** Begin Task inputs **

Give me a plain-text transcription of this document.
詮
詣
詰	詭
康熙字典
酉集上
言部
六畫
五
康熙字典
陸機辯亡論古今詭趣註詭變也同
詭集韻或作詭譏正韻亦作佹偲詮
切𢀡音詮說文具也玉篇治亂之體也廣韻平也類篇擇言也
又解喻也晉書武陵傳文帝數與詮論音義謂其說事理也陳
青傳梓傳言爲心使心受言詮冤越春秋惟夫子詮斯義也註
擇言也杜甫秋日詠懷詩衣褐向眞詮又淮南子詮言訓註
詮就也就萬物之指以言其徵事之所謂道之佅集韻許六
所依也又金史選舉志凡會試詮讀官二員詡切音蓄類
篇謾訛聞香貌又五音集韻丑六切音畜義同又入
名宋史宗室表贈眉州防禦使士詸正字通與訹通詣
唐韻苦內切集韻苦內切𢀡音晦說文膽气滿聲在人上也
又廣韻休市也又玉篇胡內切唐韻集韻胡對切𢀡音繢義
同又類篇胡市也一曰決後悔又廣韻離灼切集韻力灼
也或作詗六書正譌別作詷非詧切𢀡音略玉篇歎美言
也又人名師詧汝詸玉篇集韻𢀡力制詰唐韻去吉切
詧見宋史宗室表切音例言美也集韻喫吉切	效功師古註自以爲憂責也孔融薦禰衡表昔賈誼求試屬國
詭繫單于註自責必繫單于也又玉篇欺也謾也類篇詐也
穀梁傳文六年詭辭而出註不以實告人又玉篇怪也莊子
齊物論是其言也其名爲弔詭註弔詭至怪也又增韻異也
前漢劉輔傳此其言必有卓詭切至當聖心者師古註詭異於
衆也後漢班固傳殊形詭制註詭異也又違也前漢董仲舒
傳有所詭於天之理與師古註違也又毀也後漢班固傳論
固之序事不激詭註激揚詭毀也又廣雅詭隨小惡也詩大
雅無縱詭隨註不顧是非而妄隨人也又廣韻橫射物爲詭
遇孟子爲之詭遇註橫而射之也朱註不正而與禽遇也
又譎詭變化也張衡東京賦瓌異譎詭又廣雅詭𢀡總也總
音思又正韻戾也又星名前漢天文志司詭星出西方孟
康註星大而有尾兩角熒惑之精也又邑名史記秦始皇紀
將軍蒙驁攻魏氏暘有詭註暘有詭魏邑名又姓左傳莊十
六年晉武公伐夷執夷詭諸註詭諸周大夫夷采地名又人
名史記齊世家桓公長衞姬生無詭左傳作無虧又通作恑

** End Task inputs **

[Required task] Reproduce the material in full, with no word added or dropped.

[Task response]
Give me a plain-text transcription of this document.
詮
詣
詰	詭
康熙字典
酉集上
言部
六畫
五
康熙字典
陸機辯亡論古今詭趣註詭變也同
詭集韻或作詭譏正韻亦作佹偲詮
切𢀡音詮說文具也玉篇治亂之體也廣韻平也類篇擇言也
又解喻也晉書武陵傳文帝數與詮論音義謂其說事理也陳
青傳梓傳言爲心使心受言詮冤越春秋惟夫子詮斯義也註
擇言也杜甫秋日詠懷詩衣褐向眞詮又淮南子詮言訓註
詮就也就萬物之指以言其徵事之所謂道之佅集韻許六
所依也又金史選舉志凡會試詮讀官二員詡切音蓄類
篇謾訛聞香貌又五音集韻丑六切音畜義同又入
名宋史宗室表贈眉州防禦使士詸正字通與訹通詣
唐韻苦內切集韻苦內切𢀡音晦說文膽气滿聲在人上也
又廣韻休市也又玉篇胡內切唐韻集韻胡對切𢀡音繢義
同又類篇胡市也一曰決後悔又廣韻離灼切集韻力灼
也或作詗六書正譌別作詷非詧切𢀡音略玉篇歎美言
也又人名師詧汝詸玉篇集韻𢀡力制詰唐韻去吉切
詧見宋史宗室表切音例言美也集韻喫吉切	效功師古註自以爲憂責也孔融薦禰衡表昔賈誼求試屬國
詭繫單于註自責必繫單于也又玉篇欺也謾也類篇詐也
穀梁傳文六年詭辭而出註不以實告人又玉篇怪也莊子
齊物論是其言也其名爲弔詭註弔詭至怪也又增韻異也
前漢劉輔傳此其言必有卓詭切至當聖心者師古註詭異於
衆也後漢班固傳殊形詭制註詭異也又違也前漢董仲舒
傳有所詭於天之理與師古註違也又毀也後漢班固傳論
固之序事不激詭註激揚詭毀也又廣雅詭隨小惡也詩大
雅無縱詭隨註不顧是非而妄隨人也又廣韻橫射物爲詭
遇孟子爲之詭遇註橫而射之也朱註不正而與禽遇也
又譎詭變化也張衡東京賦瓌異譎詭又廣雅詭𢀡總也總
音思又正韻戾也又星名前漢天文志司詭星出西方孟
康註星大而有尾兩角熒惑之精也又邑名史記秦始皇紀
將軍蒙驁攻魏氏暘有詭註暘有詭魏邑名又姓左傳莊十
六年晉武公伐夷執夷詭諸註詭諸周大夫夷采地名又人
名史記齊世家桓公長衞姬生無詭左傳作無虧又通作恑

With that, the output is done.